───── Dataset excerpts ─────

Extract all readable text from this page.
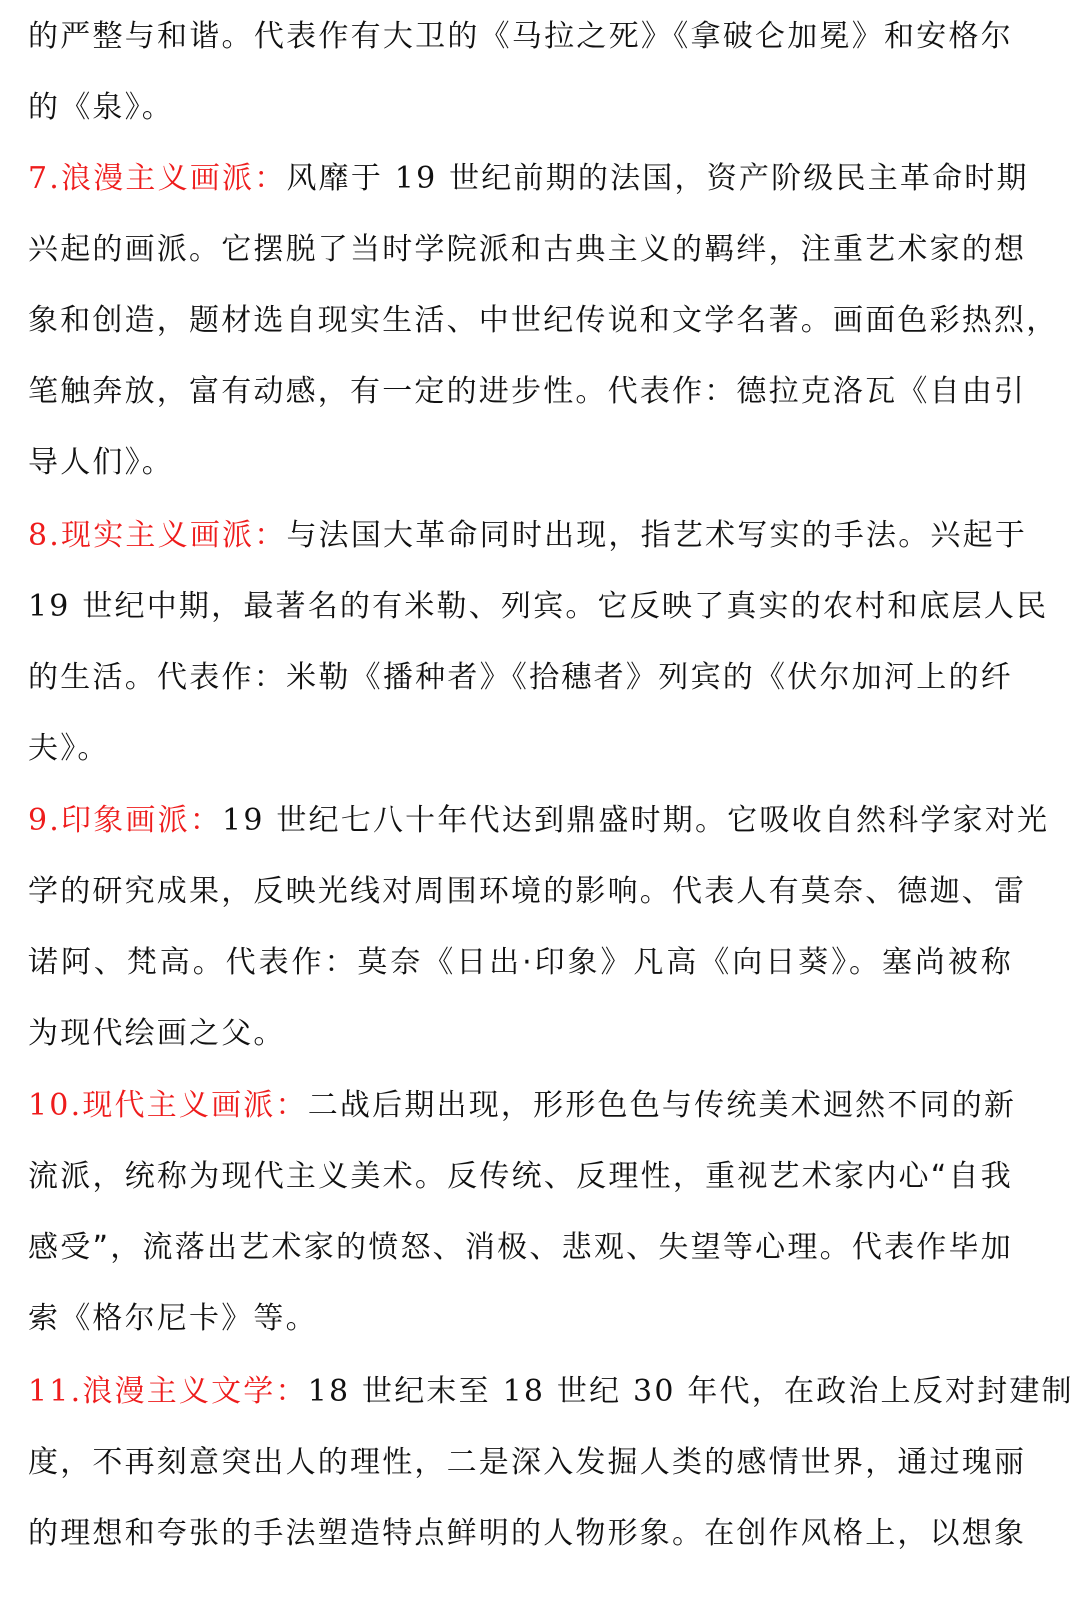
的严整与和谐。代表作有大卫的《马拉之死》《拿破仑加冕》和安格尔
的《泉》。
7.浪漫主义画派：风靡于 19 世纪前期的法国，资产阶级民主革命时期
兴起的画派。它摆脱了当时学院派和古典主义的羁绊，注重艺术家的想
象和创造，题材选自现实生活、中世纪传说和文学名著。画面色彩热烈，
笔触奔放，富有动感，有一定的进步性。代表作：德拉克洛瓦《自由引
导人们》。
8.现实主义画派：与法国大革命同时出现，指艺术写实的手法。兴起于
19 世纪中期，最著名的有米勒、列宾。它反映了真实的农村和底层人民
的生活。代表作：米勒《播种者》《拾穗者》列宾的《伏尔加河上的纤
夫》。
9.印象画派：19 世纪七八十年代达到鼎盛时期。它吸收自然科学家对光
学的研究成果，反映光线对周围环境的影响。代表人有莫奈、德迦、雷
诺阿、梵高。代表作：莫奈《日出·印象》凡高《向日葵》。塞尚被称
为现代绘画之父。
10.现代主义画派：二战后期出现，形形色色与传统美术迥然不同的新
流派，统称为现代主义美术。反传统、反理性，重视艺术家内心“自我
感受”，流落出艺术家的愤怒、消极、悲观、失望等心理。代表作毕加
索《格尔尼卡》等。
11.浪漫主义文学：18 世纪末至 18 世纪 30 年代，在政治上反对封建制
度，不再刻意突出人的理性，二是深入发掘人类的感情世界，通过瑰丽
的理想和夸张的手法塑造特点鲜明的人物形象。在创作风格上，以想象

─────

The records shown above are to be repeated exactly, with the pictures left out.

Extract all readable text from this page.
的严整与和谐。代表作有大卫的《马拉之死》《拿破仑加冕》和安格尔
的《泉》。
7.浪漫主义画派：风靡于 19 世纪前期的法国，资产阶级民主革命时期
兴起的画派。它摆脱了当时学院派和古典主义的羁绊，注重艺术家的想
象和创造，题材选自现实生活、中世纪传说和文学名著。画面色彩热烈，
笔触奔放，富有动感，有一定的进步性。代表作：德拉克洛瓦《自由引
导人们》。
8.现实主义画派：与法国大革命同时出现，指艺术写实的手法。兴起于
19 世纪中期，最著名的有米勒、列宾。它反映了真实的农村和底层人民
的生活。代表作：米勒《播种者》《拾穗者》列宾的《伏尔加河上的纤
夫》。
9.印象画派：19 世纪七八十年代达到鼎盛时期。它吸收自然科学家对光
学的研究成果，反映光线对周围环境的影响。代表人有莫奈、德迦、雷
诺阿、梵高。代表作：莫奈《日出·印象》凡高《向日葵》。塞尚被称
为现代绘画之父。
10.现代主义画派：二战后期出现，形形色色与传统美术迥然不同的新
流派，统称为现代主义美术。反传统、反理性，重视艺术家内心“自我
感受”，流落出艺术家的愤怒、消极、悲观、失望等心理。代表作毕加
索《格尔尼卡》等。
11.浪漫主义文学：18 世纪末至 18 世纪 30 年代，在政治上反对封建制
度，不再刻意突出人的理性，二是深入发掘人类的感情世界，通过瑰丽
的理想和夸张的手法塑造特点鲜明的人物形象。在创作风格上，以想象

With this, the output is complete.